Data supplied:

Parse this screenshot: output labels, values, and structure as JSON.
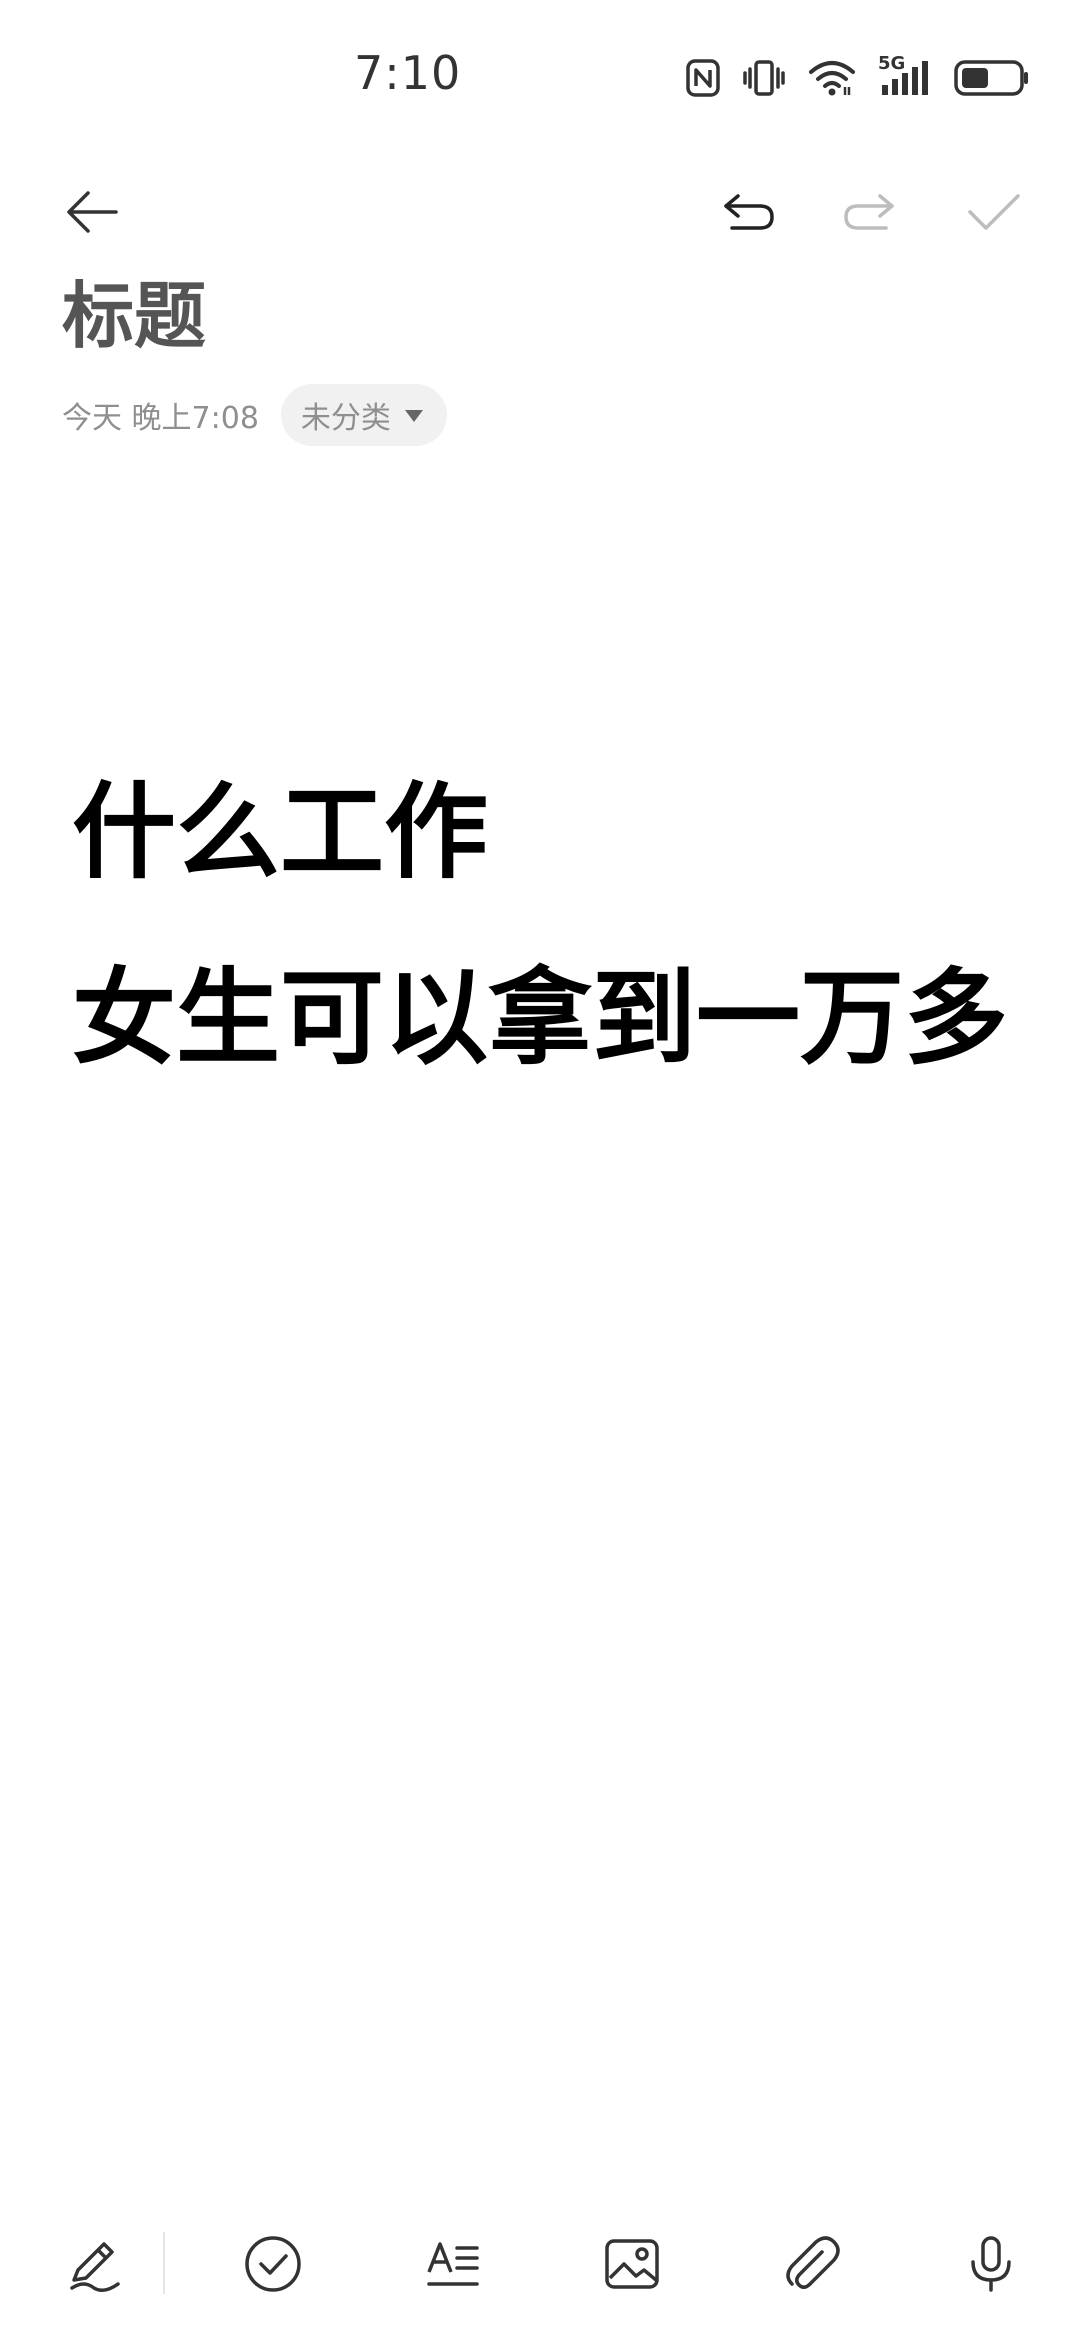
{
  "status_bar": {
    "time": "7:10",
    "network": "5G",
    "battery_level": 0.45
  },
  "note": {
    "title": "标题",
    "date": "今天 晚上7:08",
    "category": "未分类",
    "lines": [
      "什么工作",
      "女生可以拿到一万多"
    ]
  },
  "icons": {
    "back": "arrow-left-icon",
    "undo": "undo-icon",
    "redo": "redo-icon",
    "done": "check-icon",
    "handwriting": "pen-icon",
    "checklist": "check-circle-icon",
    "text_format": "text-format-icon",
    "image": "image-icon",
    "attachment": "paperclip-icon",
    "voice": "microphone-icon"
  },
  "colors": {
    "title": "#555555",
    "meta_text": "#8f8f8f",
    "chip_bg": "#f1f1f1",
    "disabled_icon": "#bdbdbd",
    "icon": "#333333"
  }
}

Required work: Track down every line of the material containing the string "check", and copy it.

Solution to this problem:
    "done": "check-icon",
    "checklist": "check-circle-icon",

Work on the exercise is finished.